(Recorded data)
>>
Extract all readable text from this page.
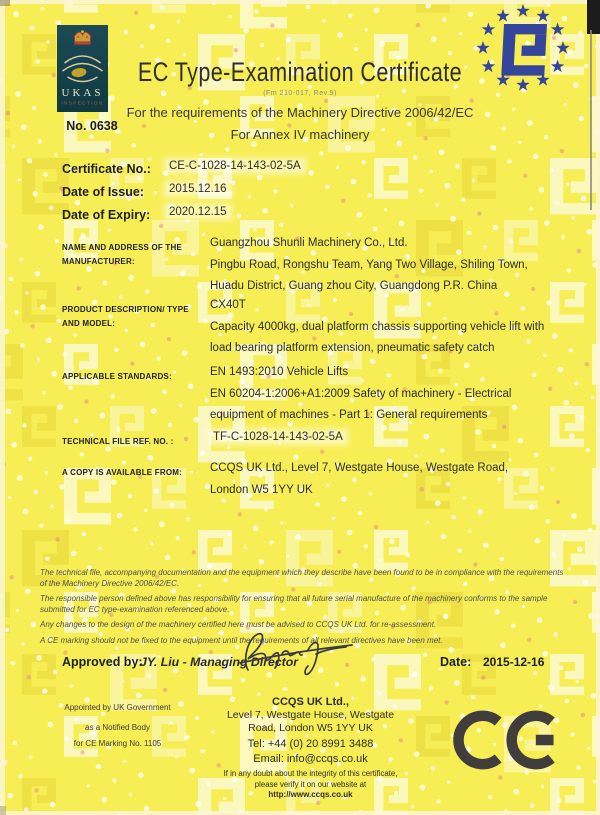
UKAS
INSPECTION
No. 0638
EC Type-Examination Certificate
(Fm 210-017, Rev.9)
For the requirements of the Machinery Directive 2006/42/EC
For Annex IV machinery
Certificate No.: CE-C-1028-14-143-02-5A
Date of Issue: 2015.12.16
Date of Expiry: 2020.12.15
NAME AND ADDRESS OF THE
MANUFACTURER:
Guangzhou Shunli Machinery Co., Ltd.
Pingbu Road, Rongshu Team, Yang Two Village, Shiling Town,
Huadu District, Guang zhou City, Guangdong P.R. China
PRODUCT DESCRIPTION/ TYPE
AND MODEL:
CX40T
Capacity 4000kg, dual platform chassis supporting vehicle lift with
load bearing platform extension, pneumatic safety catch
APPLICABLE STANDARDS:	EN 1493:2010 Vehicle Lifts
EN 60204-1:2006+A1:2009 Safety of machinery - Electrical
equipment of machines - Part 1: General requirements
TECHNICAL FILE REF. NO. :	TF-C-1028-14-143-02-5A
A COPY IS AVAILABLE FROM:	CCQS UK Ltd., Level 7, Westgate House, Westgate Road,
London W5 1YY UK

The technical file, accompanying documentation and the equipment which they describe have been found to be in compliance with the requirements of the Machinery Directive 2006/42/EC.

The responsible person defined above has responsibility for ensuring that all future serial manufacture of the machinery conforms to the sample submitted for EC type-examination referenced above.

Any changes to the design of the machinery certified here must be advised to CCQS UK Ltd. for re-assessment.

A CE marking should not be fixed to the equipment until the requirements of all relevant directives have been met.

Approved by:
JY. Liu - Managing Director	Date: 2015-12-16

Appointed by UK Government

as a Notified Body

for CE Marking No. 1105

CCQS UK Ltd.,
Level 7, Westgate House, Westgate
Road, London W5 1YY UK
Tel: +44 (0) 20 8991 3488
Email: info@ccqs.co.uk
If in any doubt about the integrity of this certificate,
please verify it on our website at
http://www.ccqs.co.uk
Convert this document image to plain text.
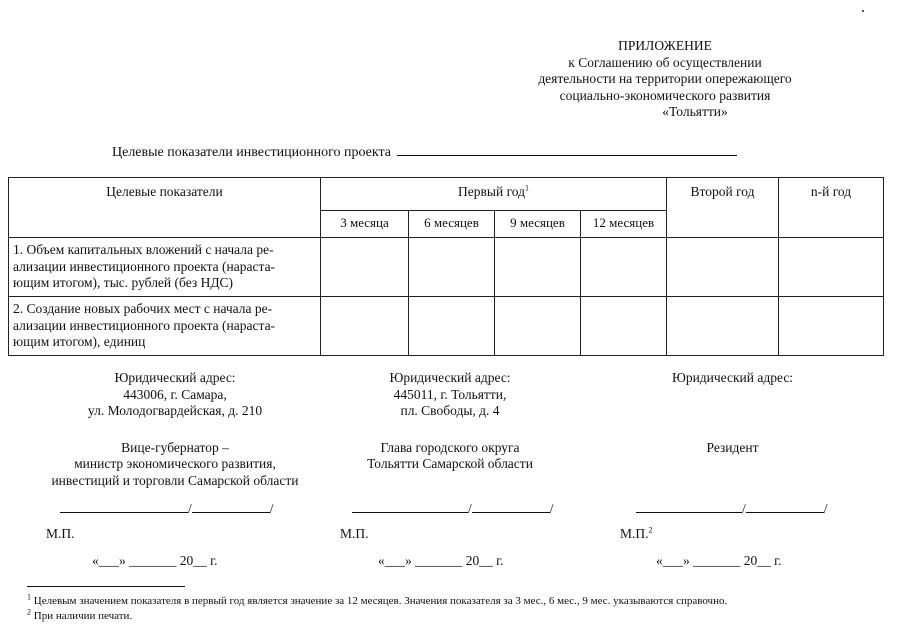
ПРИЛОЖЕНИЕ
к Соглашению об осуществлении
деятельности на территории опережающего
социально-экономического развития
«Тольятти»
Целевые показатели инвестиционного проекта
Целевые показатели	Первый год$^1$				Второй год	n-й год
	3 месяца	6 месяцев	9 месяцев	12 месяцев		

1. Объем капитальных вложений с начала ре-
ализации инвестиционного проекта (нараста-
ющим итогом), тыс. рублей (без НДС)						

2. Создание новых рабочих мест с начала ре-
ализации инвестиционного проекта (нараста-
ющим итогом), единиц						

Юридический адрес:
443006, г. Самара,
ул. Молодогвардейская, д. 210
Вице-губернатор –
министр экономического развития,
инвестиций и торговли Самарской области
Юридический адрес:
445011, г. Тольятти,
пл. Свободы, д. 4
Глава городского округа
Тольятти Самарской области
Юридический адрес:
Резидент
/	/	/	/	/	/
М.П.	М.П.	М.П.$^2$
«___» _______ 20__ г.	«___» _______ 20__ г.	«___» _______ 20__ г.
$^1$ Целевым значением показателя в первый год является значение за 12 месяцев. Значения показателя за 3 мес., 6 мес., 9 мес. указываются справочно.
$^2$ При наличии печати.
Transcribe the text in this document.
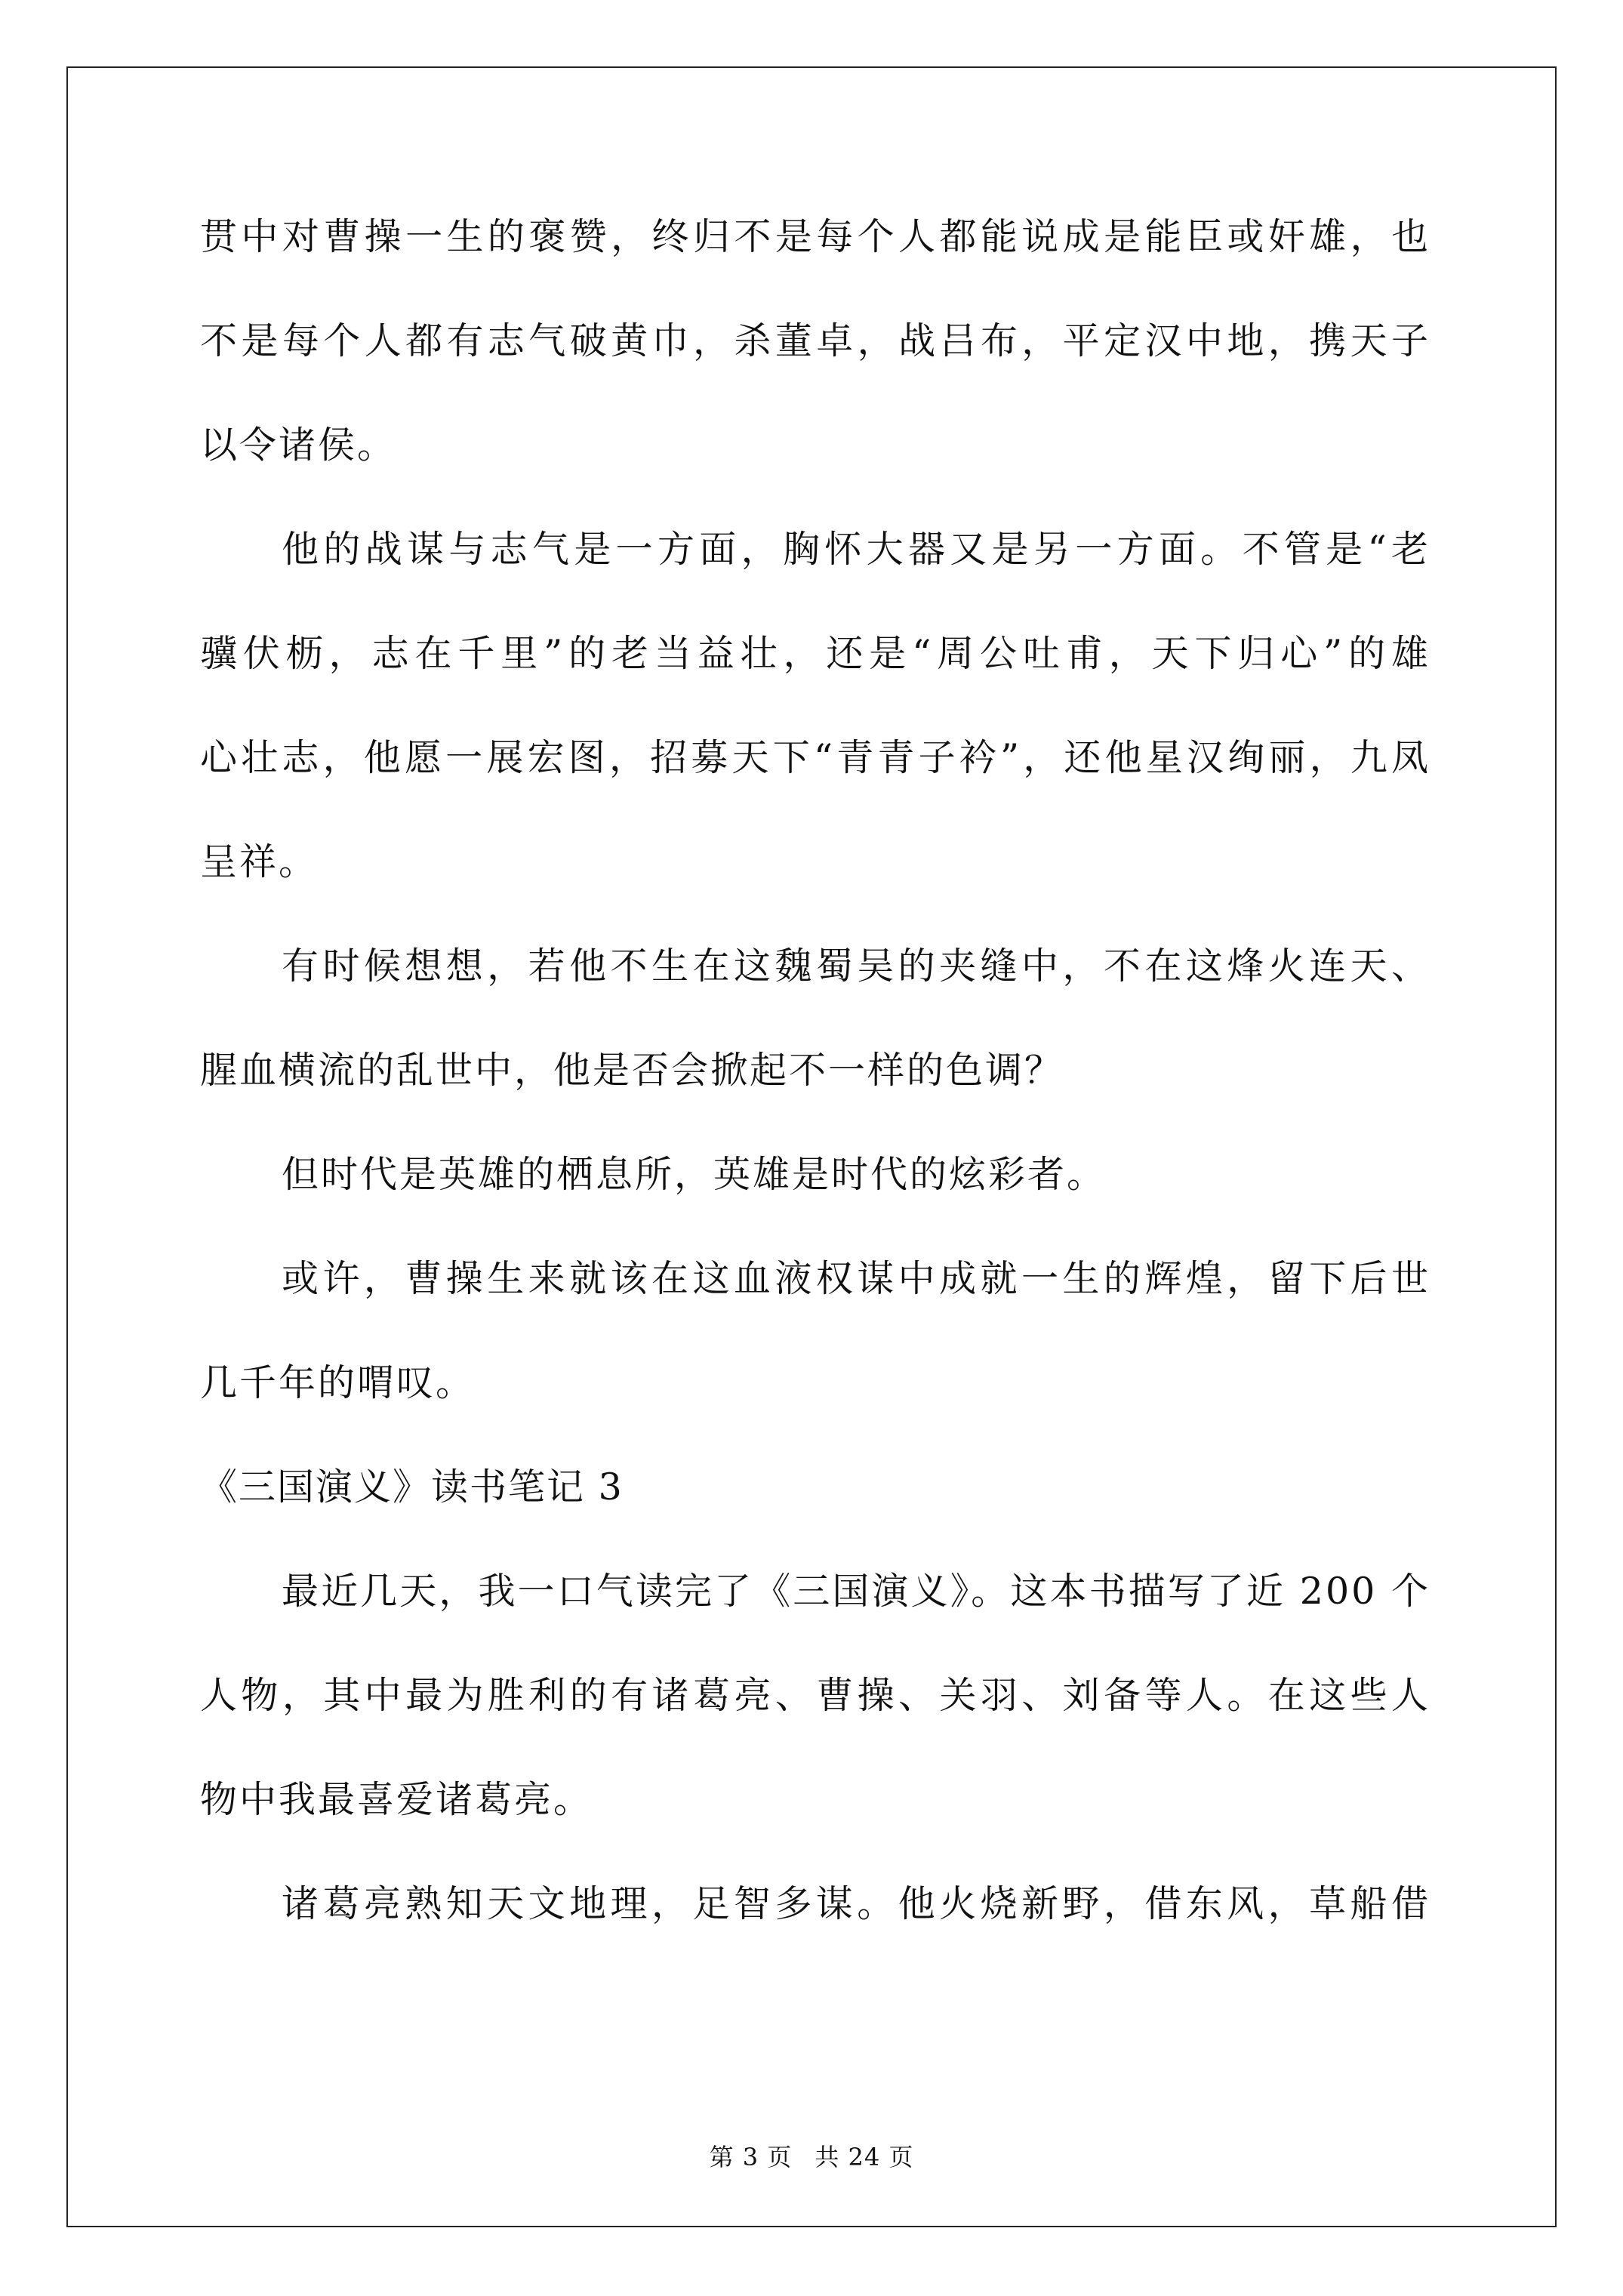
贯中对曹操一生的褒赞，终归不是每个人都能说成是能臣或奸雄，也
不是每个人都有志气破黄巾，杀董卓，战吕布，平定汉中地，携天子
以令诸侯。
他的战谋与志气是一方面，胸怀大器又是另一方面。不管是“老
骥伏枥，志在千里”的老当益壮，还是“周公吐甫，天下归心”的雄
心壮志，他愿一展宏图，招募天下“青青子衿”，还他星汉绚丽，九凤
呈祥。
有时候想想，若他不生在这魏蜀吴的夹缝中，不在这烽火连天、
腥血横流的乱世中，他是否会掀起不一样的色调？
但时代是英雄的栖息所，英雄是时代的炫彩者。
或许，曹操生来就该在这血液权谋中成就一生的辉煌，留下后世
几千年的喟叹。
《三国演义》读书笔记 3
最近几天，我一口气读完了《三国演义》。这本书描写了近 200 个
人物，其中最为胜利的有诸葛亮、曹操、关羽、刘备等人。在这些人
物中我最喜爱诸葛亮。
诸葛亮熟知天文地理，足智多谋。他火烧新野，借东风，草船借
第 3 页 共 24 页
<<
**What to do**
Across the data, tally the lines containing "начала" and give back the number alone.

**In response**
2